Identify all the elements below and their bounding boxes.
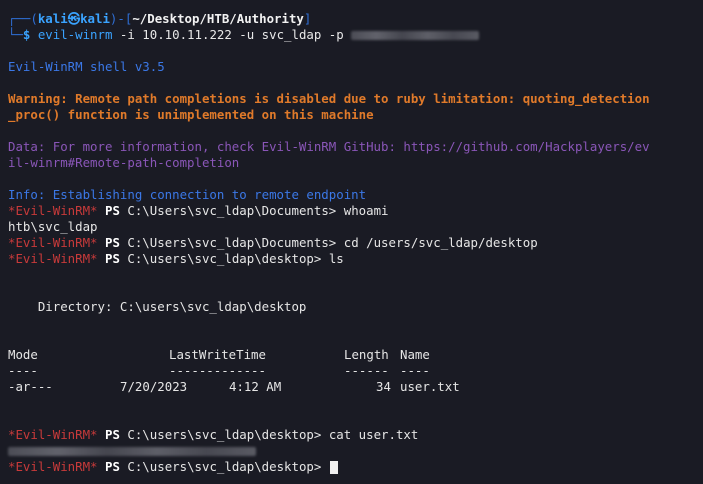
listing-header-lastwritetime: LastWriteTime [169, 347, 266, 362]
listing-row-length: 34 [376, 379, 391, 394]
evil-winrm-prefix: *Evil-WinRM* [8, 251, 98, 266]
shell-prompt-line: *Evil-WinRM* PS C:\users\svc_ldap\deskto… [8, 427, 418, 443]
redacted-flag [8, 447, 256, 456]
listing-header-name: Name [400, 347, 430, 362]
shell-command: cat user.txt [328, 427, 419, 442]
terminal-window[interactable]: ┌──(kali㉿kali)-[~/Desktop/HTB/Authority]… [0, 0, 703, 484]
shell-prompt-line-active[interactable]: *Evil-WinRM* PS C:\users\svc_ldap\deskto… [8, 459, 338, 475]
whoami-output: htb\svc_ldap [8, 219, 98, 234]
shell-path: C:\users\svc_ldap\desktop> [127, 251, 322, 266]
listing-header-mode: Mode [8, 347, 38, 362]
listing-row-time: 4:12 AM [229, 379, 282, 394]
command-name: evil-winrm [37, 27, 113, 42]
shell-path: C:\users\svc_ldap\desktop> [127, 459, 322, 474]
warning-line-1: Warning: Remote path completions is disa… [8, 91, 650, 106]
ps-label: PS [105, 203, 120, 218]
evil-winrm-prefix: *Evil-WinRM* [8, 203, 98, 218]
listing-row-date: 7/20/2023 [120, 379, 188, 394]
shell-path: C:\Users\svc_ldap\Documents> [127, 235, 337, 250]
listing-row-name: user.txt [400, 379, 460, 394]
prompt-header: ┌──(kali㉿kali)-[~/Desktop/HTB/Authority] [8, 11, 312, 26]
redacted-flag-output [8, 443, 256, 459]
ps-label: PS [105, 251, 120, 266]
listing-underline-name: ---- [400, 363, 430, 378]
data-line-1: Data: For more information, check Evil-W… [8, 139, 650, 154]
prompt-command-line: └─$ evil-winrm -i 10.10.11.222 -u svc_ld… [8, 27, 480, 43]
shell-command: cd /users/svc_ldap/desktop [343, 235, 538, 250]
banner-text: Evil-WinRM shell v3.5 [8, 59, 165, 74]
shell-path: C:\Users\svc_ldap\Documents> [127, 203, 337, 218]
listing-underline-mode: ---- [8, 363, 38, 378]
shell-prompt-line: *Evil-WinRM* PS C:\Users\svc_ldap\Docume… [8, 203, 389, 219]
evil-winrm-prefix: *Evil-WinRM* [8, 427, 98, 442]
info-line: Info: Establishing connection to remote … [8, 187, 367, 202]
prompt-path: ~/Desktop/HTB/Authority [132, 11, 304, 26]
ps-label: PS [105, 427, 120, 442]
evil-winrm-prefix: *Evil-WinRM* [8, 235, 98, 250]
prompt-at-symbol: ㉿ [67, 11, 81, 26]
listing-header-length: Length [344, 347, 389, 362]
ps-label: PS [105, 235, 120, 250]
prompt-user: kali [37, 11, 68, 26]
shell-prompt-line: *Evil-WinRM* PS C:\Users\svc_ldap\Docume… [8, 235, 538, 251]
redacted-password [351, 31, 480, 40]
shell-command: ls [328, 251, 344, 266]
text-cursor[interactable] [329, 461, 338, 474]
evil-winrm-prefix: *Evil-WinRM* [8, 459, 98, 474]
command-args: -i 10.10.11.222 -u svc_ldap -p [119, 27, 344, 42]
shell-prompt-line: *Evil-WinRM* PS C:\users\svc_ldap\deskto… [8, 251, 344, 267]
shell-path: C:\users\svc_ldap\desktop> [127, 427, 322, 442]
ps-label: PS [105, 459, 120, 474]
warning-line-2: _proc() function is unimplemented on thi… [8, 107, 374, 122]
shell-command: whoami [343, 203, 389, 218]
listing-row-mode: -ar--- [8, 379, 53, 394]
listing-underline-lastwritetime: ------------- [169, 363, 266, 378]
prompt-host: kali [80, 11, 110, 26]
directory-line: Directory: C:\users\svc_ldap\desktop [8, 299, 307, 314]
listing-underline-length: ------ [344, 363, 389, 378]
data-line-2: il-winrm#Remote-path-completion [8, 155, 240, 170]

◆ Exercise prompt ◆
Return all the lines above word for word, leaving out the picture.

◆ Answer to the exercise ◆
Identify all the elements below and their bounding boxes.
listing-header-lastwritetime: LastWriteTime [169, 347, 266, 362]
listing-row-length: 34 [376, 379, 391, 394]
evil-winrm-prefix: *Evil-WinRM* [8, 251, 98, 266]
shell-prompt-line: *Evil-WinRM* PS C:\users\svc_ldap\deskto… [8, 427, 418, 443]
redacted-flag [8, 447, 256, 456]
listing-header-name: Name [400, 347, 430, 362]
shell-command: cat user.txt [328, 427, 419, 442]
terminal-window[interactable]: ┌──(kali㉿kali)-[~/Desktop/HTB/Authority]… [0, 0, 703, 484]
shell-prompt-line-active[interactable]: *Evil-WinRM* PS C:\users\svc_ldap\deskto… [8, 459, 338, 475]
whoami-output: htb\svc_ldap [8, 219, 98, 234]
shell-path: C:\users\svc_ldap\desktop> [127, 251, 322, 266]
listing-header-mode: Mode [8, 347, 38, 362]
listing-row-time: 4:12 AM [229, 379, 282, 394]
command-name: evil-winrm [37, 27, 113, 42]
shell-path: C:\users\svc_ldap\desktop> [127, 459, 322, 474]
warning-line-1: Warning: Remote path completions is disa… [8, 91, 650, 106]
ps-label: PS [105, 203, 120, 218]
evil-winrm-prefix: *Evil-WinRM* [8, 203, 98, 218]
listing-row-date: 7/20/2023 [120, 379, 188, 394]
shell-path: C:\Users\svc_ldap\Documents> [127, 235, 337, 250]
listing-row-name: user.txt [400, 379, 460, 394]
prompt-header: ┌──(kali㉿kali)-[~/Desktop/HTB/Authority] [8, 11, 312, 26]
redacted-flag-output [8, 443, 256, 459]
ps-label: PS [105, 251, 120, 266]
listing-underline-name: ---- [400, 363, 430, 378]
data-line-1: Data: For more information, check Evil-W… [8, 139, 650, 154]
prompt-command-line: └─$ evil-winrm -i 10.10.11.222 -u svc_ld… [8, 27, 480, 43]
shell-command: cd /users/svc_ldap/desktop [343, 235, 538, 250]
banner-text: Evil-WinRM shell v3.5 [8, 59, 165, 74]
shell-path: C:\Users\svc_ldap\Documents> [127, 203, 337, 218]
listing-underline-mode: ---- [8, 363, 38, 378]
shell-prompt-line: *Evil-WinRM* PS C:\Users\svc_ldap\Docume… [8, 203, 389, 219]
evil-winrm-prefix: *Evil-WinRM* [8, 427, 98, 442]
info-line: Info: Establishing connection to remote … [8, 187, 367, 202]
prompt-path: ~/Desktop/HTB/Authority [132, 11, 304, 26]
ps-label: PS [105, 427, 120, 442]
evil-winrm-prefix: *Evil-WinRM* [8, 235, 98, 250]
prompt-at-symbol: ㉿ [67, 11, 81, 26]
listing-header-length: Length [344, 347, 389, 362]
ps-label: PS [105, 235, 120, 250]
prompt-user: kali [37, 11, 68, 26]
shell-prompt-line: *Evil-WinRM* PS C:\Users\svc_ldap\Docume… [8, 235, 538, 251]
redacted-password [351, 31, 480, 40]
shell-command: ls [328, 251, 344, 266]
text-cursor[interactable] [329, 461, 338, 474]
evil-winrm-prefix: *Evil-WinRM* [8, 459, 98, 474]
command-args: -i 10.10.11.222 -u svc_ldap -p [119, 27, 344, 42]
shell-prompt-line: *Evil-WinRM* PS C:\users\svc_ldap\deskto… [8, 251, 344, 267]
shell-path: C:\users\svc_ldap\desktop> [127, 427, 322, 442]
ps-label: PS [105, 459, 120, 474]
warning-line-2: _proc() function is unimplemented on thi… [8, 107, 374, 122]
shell-command: whoami [343, 203, 389, 218]
listing-row-mode: -ar--- [8, 379, 53, 394]
listing-underline-lastwritetime: ------------- [169, 363, 266, 378]
prompt-host: kali [80, 11, 110, 26]
directory-line: Directory: C:\users\svc_ldap\desktop [8, 299, 307, 314]
listing-underline-length: ------ [344, 363, 389, 378]
data-line-2: il-winrm#Remote-path-completion [8, 155, 240, 170]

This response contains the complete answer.